Instructions for the task: Locate every line that holds the string "תהליך" and copy it.

^^^^^^^^^^^^^^^^

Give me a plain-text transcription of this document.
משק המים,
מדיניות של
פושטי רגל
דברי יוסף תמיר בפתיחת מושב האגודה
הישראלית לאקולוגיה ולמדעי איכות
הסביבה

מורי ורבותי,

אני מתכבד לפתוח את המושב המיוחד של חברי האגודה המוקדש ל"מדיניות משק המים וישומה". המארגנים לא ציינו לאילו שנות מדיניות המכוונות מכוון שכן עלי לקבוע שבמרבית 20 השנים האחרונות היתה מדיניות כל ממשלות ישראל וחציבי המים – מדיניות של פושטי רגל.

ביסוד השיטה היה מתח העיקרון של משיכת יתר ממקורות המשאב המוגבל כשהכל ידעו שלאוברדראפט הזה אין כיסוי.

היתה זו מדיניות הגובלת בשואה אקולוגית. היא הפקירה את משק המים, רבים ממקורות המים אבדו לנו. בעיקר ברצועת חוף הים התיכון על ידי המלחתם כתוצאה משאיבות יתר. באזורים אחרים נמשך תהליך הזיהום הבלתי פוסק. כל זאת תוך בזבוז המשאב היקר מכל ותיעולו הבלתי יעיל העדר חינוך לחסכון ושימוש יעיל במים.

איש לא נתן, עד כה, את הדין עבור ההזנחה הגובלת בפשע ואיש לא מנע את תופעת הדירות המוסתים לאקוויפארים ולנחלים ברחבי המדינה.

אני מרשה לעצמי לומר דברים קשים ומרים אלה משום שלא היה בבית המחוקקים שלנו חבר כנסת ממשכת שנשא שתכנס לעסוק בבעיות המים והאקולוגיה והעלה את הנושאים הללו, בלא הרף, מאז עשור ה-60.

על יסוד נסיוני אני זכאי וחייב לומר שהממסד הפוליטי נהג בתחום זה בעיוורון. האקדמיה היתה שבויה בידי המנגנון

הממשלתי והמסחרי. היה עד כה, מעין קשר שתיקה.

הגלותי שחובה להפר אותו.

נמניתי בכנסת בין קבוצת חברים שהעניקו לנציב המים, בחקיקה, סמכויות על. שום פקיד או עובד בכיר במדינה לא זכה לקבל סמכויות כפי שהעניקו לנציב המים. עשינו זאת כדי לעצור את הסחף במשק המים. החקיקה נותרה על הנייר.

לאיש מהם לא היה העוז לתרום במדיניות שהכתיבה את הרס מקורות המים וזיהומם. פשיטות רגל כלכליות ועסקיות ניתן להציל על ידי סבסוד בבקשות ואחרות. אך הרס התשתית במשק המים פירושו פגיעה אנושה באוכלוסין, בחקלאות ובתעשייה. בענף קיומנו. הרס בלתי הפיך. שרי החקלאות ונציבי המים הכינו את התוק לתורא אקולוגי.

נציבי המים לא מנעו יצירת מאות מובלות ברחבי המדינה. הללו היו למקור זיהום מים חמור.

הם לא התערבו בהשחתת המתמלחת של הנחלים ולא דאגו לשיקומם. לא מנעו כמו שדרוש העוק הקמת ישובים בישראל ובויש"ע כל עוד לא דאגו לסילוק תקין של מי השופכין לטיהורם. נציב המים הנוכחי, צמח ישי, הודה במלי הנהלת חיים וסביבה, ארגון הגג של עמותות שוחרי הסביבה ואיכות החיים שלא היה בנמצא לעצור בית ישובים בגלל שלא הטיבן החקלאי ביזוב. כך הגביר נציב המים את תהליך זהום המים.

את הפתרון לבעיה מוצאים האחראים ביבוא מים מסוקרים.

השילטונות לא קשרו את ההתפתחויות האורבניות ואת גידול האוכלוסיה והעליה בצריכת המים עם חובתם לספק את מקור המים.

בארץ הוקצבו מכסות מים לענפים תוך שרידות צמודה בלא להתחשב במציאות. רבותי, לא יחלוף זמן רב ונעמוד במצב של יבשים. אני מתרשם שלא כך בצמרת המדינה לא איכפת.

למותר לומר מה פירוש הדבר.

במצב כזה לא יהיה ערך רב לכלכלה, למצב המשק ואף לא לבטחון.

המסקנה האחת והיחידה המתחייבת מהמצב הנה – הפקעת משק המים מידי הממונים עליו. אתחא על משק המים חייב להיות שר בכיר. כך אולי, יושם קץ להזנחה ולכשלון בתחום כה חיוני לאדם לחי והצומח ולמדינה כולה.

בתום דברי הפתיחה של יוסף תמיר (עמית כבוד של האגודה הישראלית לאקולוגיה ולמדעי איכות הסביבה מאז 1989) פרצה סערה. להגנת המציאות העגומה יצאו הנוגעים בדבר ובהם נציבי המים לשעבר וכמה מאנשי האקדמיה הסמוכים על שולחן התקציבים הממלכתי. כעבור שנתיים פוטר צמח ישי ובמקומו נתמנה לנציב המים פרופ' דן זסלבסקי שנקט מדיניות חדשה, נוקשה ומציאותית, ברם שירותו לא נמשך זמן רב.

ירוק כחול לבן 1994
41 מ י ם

^^^^^^^^^^^^^^^^

Result of the task:
היתה זו מדיניות הגובלת בשואה אקולוגית. היא הפקירה את משק המים, רבים ממקורות המים אבדו לנו. בעיקר ברצועת חוף הים התיכון על ידי המלחתם כתוצאה משאיבות יתר. באזורים אחרים נמשך תהליך הזיהום הבלתי פוסק. כל זאת תוך בזבוז המשאב היקר מכל ותיעולו הבלתי יעיל העדר חינוך לחסכון ושימוש יעיל במים.
הם לא התערבו בהשחתת המתמלחת של הנחלים ולא דאגו לשיקומם. לא מנעו כמו שדרוש העוק הקמת ישובים בישראל ובויש"ע כל עוד לא דאגו לסילוק תקין של מי השופכין לטיהורם. נציב המים הנוכחי, צמח ישי, הודה במלי הנהלת חיים וסביבה, ארגון הגג של עמותות שוחרי הסביבה ואיכות החיים שלא היה בנמצא לעצור בית ישובים בגלל שלא הטיבן החקלאי ביזוב. כך הגביר נציב המים את תהליך זהום המים.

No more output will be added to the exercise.